- WHAT YOU WILL DO: Scan the data that follows and count the lines with the string "shown"; answer with the count alone.

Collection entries
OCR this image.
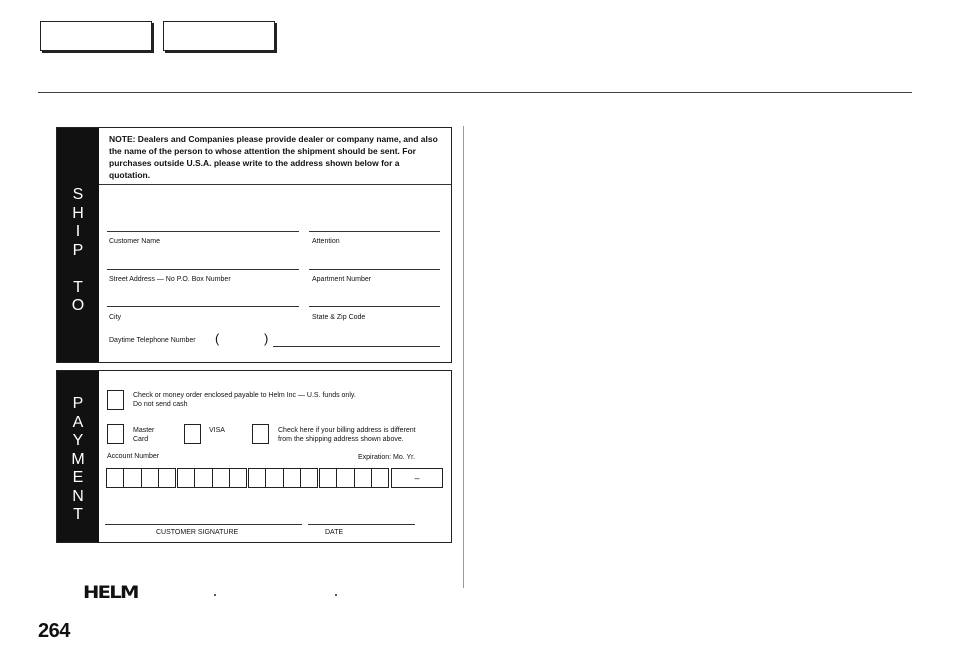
S
H
I
P

T
O
NOTE: Dealers and Companies please provide dealer or company name, and also the name of the person to whose attention the shipment should be sent. For purchases outside U.S.A. please write to the address shown below for a quotation.
Customer Name	Attention
Street Address — No P.O. Box Number	Apartment Number
City	State & Zip Code
Daytime Telephone Number (	)
P
A
Y
M
E
N
T
Check or money order enclosed payable to Helm Inc — U.S. funds only.
Do not send cash
Master
Card
VISA	Check here if your billing address is different
from the shipping address shown above.
Account Number	Expiration: Mo. Yr.
CUSTOMER SIGNATURE	DATE
–
HELM
264
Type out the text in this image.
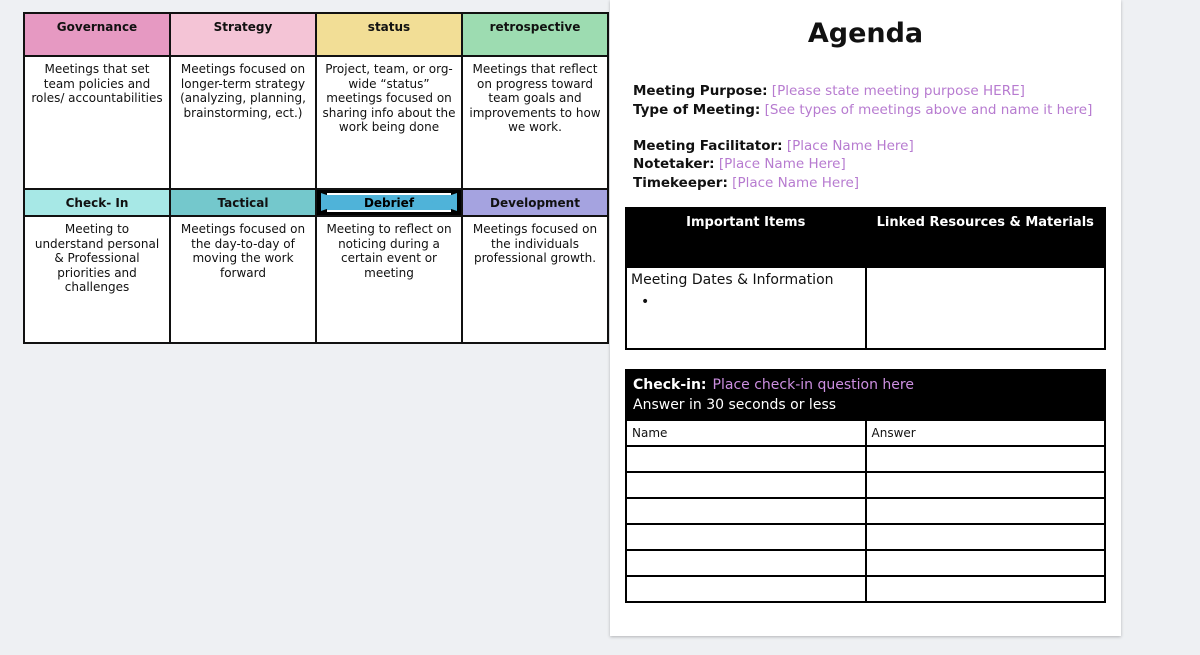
Governance	Strategy	status	retrospective

Meetings that set team policies and roles/ accountabilities	Meetings focused on longer-term strategy (analyzing, planning, brainstorming, ect.)	Project, team, or org-wide “status” meetings focused on sharing info about the work being done	Meetings that reflect on progress toward team goals and improvements to how we work.
Check- In	Tactical	Debrief	Development
Meeting to understand personal & Professional priorities and challenges	Meetings focused on the day-to-day of moving the work forward	Meeting to reflect on noticing during a certain event or meeting	Meetings focused on the individuals professional growth.
Agenda
Meeting Purpose: [Please state meeting purpose HERE]
Type of Meeting: [See types of meetings above and name it here]
Meeting Facilitator: [Place Name Here]
Notetaker: [Place Name Here]
Timekeeper: [Place Name Here]
Important Items	Linked Resources & Materials

Meeting Dates & Information
•	

Check-in: Place check-in question here
Answer in 30 seconds or less
Name	Answer
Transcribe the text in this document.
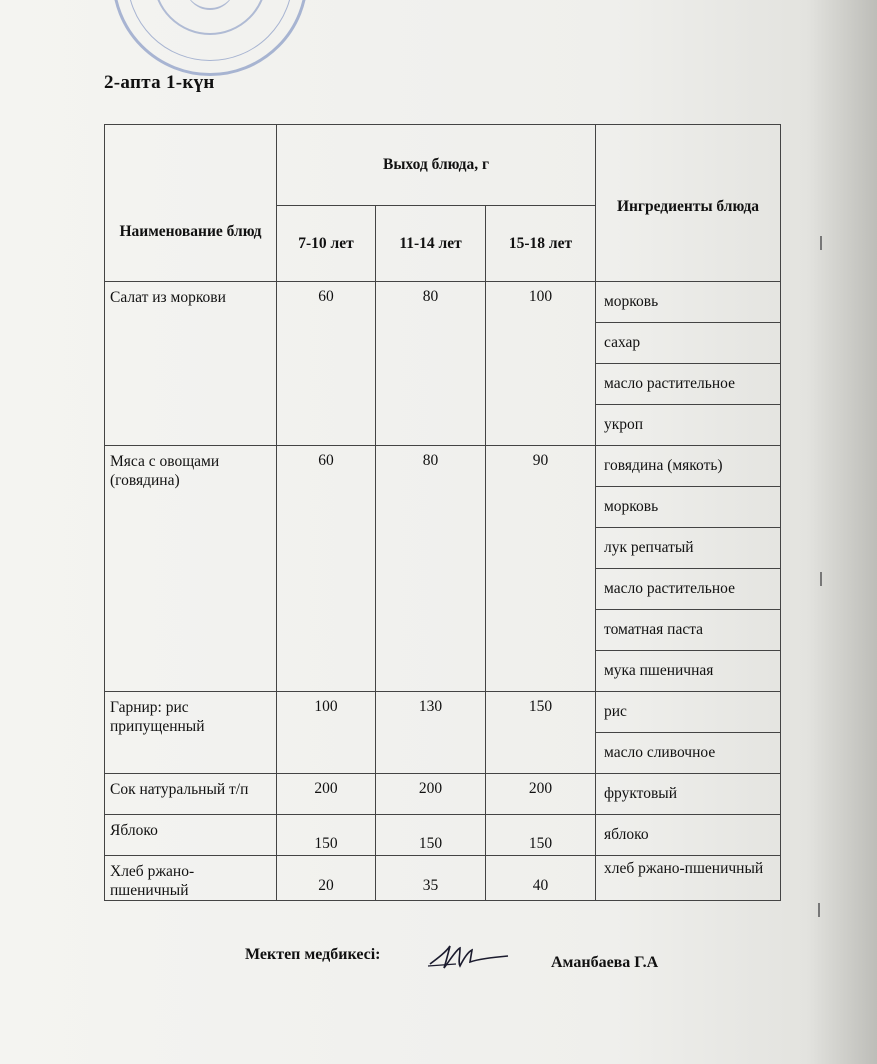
2-апта 1-күн
Наименование блюд	Выход блюда, г			Ингредиенты блюда
	7-10 лет	11-14 лет	15-18 лет	
Салат из моркови	60	80	100	морковь
				сахар
				масло растительное
				укроп
Мяса с овощами (говядина)	60	80	90	говядина (мякоть)
				морковь
				лук репчатый
				масло растительное
				томатная паста
				мука пшеничная
Гарнир: рис припущенный	100	130	150	рис
				масло сливочное
Сок натуральный т/п	200	200	200	фруктовый
Яблоко	150	150	150	яблоко
Хлеб ржано-пшеничный	20	35	40	хлеб ржано-пшеничный
Мектеп медбикесі:	Аманбаева Г.А
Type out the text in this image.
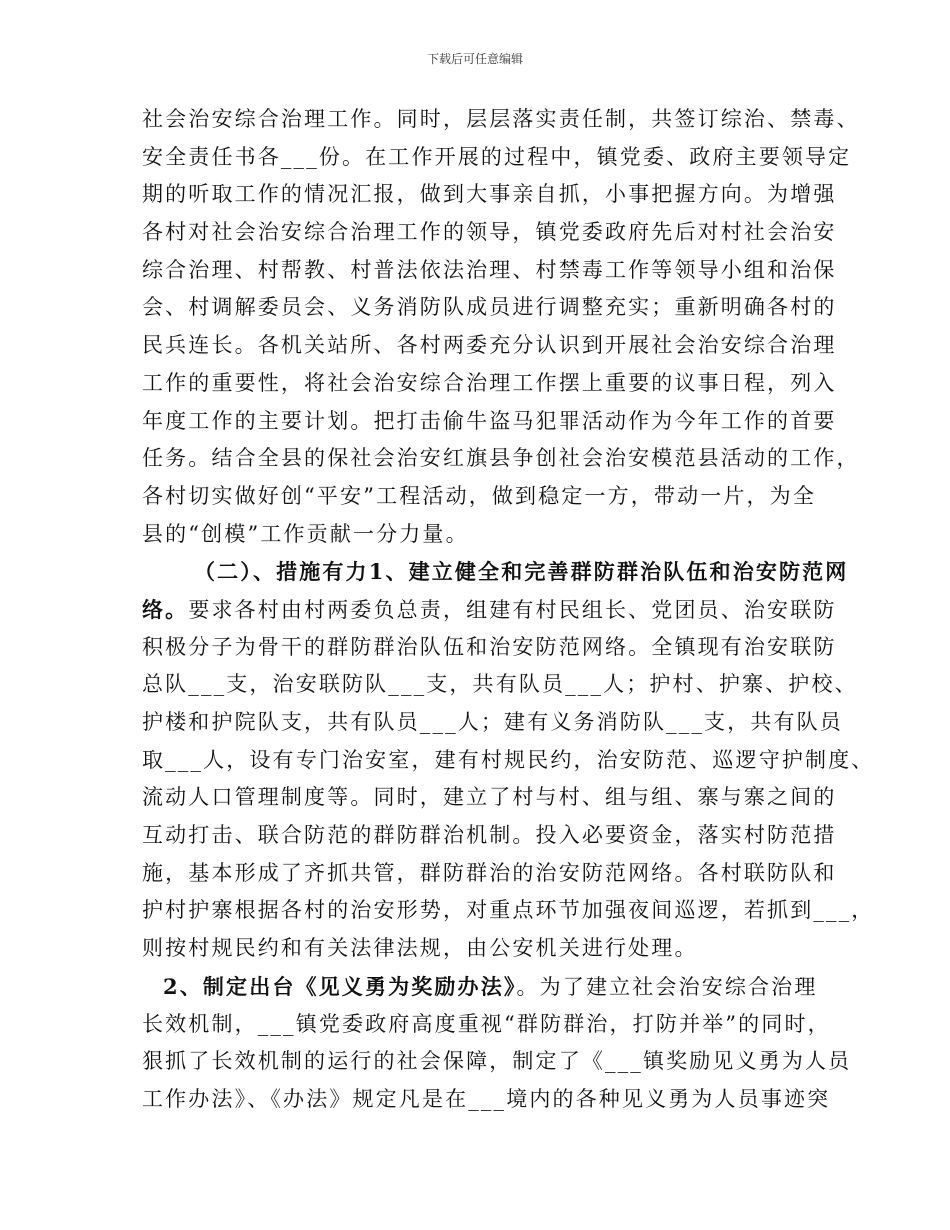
下载后可任意编辑
社会治安综合治理工作。同时，层层落实责任制，共签订综治、禁毒、
安全责任书各___份。在工作开展的过程中，镇党委、政府主要领导定
期的听取工作的情况汇报，做到大事亲自抓，小事把握方向。为增强
各村对社会治安综合治理工作的领导，镇党委政府先后对村社会治安
综合治理、村帮教、村普法依法治理、村禁毒工作等领导小组和治保
会、村调解委员会、义务消防队成员进行调整充实；重新明确各村的
民兵连长。各机关站所、各村两委充分认识到开展社会治安综合治理
工作的重要性，将社会治安综合治理工作摆上重要的议事日程，列入
年度工作的主要计划。把打击偷牛盗马犯罪活动作为今年工作的首要
任务。结合全县的保社会治安红旗县争创社会治安模范县活动的工作，
各村切实做好创“平安”工程活动，做到稳定一方，带动一片，为全
县的“创模”工作贡献一分力量。
（二）、措施有力1、建立健全和完善群防群治队伍和治安防范网
络。要求各村由村两委负总责，组建有村民组长、党团员、治安联防
积极分子为骨干的群防群治队伍和治安防范网络。全镇现有治安联防
总队___支，治安联防队___支，共有队员___人；护村、护寨、护校、
护楼和护院队支，共有队员___人；建有义务消防队___支，共有队员
取___人，设有专门治安室，建有村规民约，治安防范、巡逻守护制度、
流动人口管理制度等。同时，建立了村与村、组与组、寨与寨之间的
互动打击、联合防范的群防群治机制。投入必要资金，落实村防范措
施，基本形成了齐抓共管，群防群治的治安防范网络。各村联防队和
护村护寨根据各村的治安形势，对重点环节加强夜间巡逻，若抓到___，
则按村规民约和有关法律法规，由公安机关进行处理。
2、制定出台《见义勇为奖励办法》。为了建立社会治安综合治理
长效机制，___镇党委政府高度重视“群防群治，打防并举”的同时，
狠抓了长效机制的运行的社会保障，制定了《___镇奖励见义勇为人员
工作办法》、《办法》规定凡是在___境内的各种见义勇为人员事迹突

- SOLUTION FOR THIS TASK: 2